=== TAREAS A REALIZAR ===
a – Transcriba literalmente el pasaje de la noticia sobre los cobros pendientes por carne en China que comienza en las palabras "Son 41.000 toneladas" y termina después de "informe de situación.".
b – Redacte la continuación de la noticia sobre los cobros pendientes por carne en China a partir de su última oración.

=== FRAGMENTO DEL DOCUMENTO ===
▶
Ganadería

Faltan cobrar US$ 200 millones por carne en China

Son 41.000 toneladas y afectan a toda la cadena cárnica.

Federico Stanham, presidente del Instituto Nacional de Carnes.

Pablo Antúnez

El coronavirus en China generó un problema financiero grave para Uruguay. Además de paralizar la demanda de carnes y enlentecer la absorción de los stocks que aún están en poder de los importadores, el cierre de los bancos provocó un enlentecimiento de los pagos de las mercaderías ya importadas.

Hay 41.000 toneladas de carne bovina que representan US$ 200 millones por cobrarse, en vías de cobrarse o en parte ya pagadas por los importadores del gigante asiático, informó el presidente del Instituto Nacional de Carnes (INAC), Federico Stanham, en el marco de un nuevo informe de situación.

En 2019 el mercado chino compró 60.000 toneladas adicionales de carne bovina, reafirmando su posición como el principal importador de carne bovina y menudencias, medido en volumen. El pico de exportación mayor se dio en noviembre y diciembre de 2019, con 30.000 toneladas y en los primeros meses del año en curso, está importando 10.000 toneladas mensuales menos de carne bovina.

Stanham dijo que a eso se sumó una baja de precios de entre 15% y 20% en la tonelada de carne bovina exportada. Esa baja es adicional a la caída de 30% que generó la renegociación de los contratos de noviembre y diciembre de 2019.
◀
=== ÍTEMS PROPORCIONADOS ===
▶
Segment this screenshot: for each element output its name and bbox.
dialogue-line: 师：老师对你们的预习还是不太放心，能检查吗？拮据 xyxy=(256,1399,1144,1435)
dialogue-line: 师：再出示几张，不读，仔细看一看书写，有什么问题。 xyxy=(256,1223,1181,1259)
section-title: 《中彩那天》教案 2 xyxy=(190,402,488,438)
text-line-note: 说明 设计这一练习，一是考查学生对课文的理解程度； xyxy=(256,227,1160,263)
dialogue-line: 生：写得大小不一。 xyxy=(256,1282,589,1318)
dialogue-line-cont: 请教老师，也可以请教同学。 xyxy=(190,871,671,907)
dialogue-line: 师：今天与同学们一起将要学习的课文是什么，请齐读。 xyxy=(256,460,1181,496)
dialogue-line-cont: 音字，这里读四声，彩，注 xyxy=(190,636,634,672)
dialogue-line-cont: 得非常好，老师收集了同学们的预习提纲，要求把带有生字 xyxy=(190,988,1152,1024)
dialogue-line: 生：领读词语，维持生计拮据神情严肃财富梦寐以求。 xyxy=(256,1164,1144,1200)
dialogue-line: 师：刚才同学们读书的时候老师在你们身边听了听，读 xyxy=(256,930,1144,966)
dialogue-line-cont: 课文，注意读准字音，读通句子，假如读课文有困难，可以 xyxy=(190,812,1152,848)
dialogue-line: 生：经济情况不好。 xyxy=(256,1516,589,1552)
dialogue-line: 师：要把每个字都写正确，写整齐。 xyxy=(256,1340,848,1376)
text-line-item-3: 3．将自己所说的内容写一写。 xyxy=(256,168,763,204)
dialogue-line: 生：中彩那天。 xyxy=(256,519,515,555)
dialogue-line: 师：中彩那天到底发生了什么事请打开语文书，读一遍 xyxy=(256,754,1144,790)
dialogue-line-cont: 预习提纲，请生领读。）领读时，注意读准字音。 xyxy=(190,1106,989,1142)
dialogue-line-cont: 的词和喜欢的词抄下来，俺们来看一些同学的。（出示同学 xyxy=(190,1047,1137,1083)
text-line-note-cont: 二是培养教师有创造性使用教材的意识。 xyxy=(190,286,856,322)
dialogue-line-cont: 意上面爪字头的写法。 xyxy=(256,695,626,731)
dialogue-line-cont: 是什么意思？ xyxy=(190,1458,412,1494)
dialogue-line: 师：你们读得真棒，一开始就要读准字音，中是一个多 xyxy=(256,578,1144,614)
◀
=== RESULTADOS EN ORDEN ===
a –
Son 41.000 toneladas y afectan a toda la cadena cárnica.

Federico Stanham, presidente del Instituto Nacional de Carnes.

Pablo Antúnez

El coronavirus en China generó un problema financiero grave para Uruguay. Además de paralizar la demanda de carnes y enlentecer la absorción de los stocks que aún están en poder de los importadores, el cierre de los bancos provocó un enlentecimiento de los pagos de las mercaderías ya importadas.

Hay 41.000 toneladas de carne bovina que representan US$ 200 millones por cobrarse, en vías de cobrarse o en parte ya pagadas por los importadores del gigante asiático, informó el presidente del Instituto Nacional de Carnes (INAC), Federico Stanham, en el marco de un nuevo informe de situación.

b –
“La mercadería para exportar a China se compró con un determinado precio y ese precio, bajó 30%. Eso también genera un impacto importante en la industria frigorífica y en toda la cadena”, explicó el jerarca.

Uruguay tiene una ventaja en este mercado frente a los demás proveedores de la región: puede entrar con cortes con hueso. “Lo que estaba siendo menos afectado eran los cortes con hueso. El impacto de saturación del mercado, que se dio a fines de noviembre, fue menor en los cortes sin hueso”, explicó el titular de INAC.

La baja de precios de China también está impactando en el resto de los mercados hacia los que Uruguay exporta, provocando una reducción de la faena semanal. La industria ocupa el 70% de la capacidad instalada en un año normal, hoy la faena de bovinos cayó 31% y “estamos 30% por debajo de la capacidad de ocupación normal”, afirmó el presidente del INAC.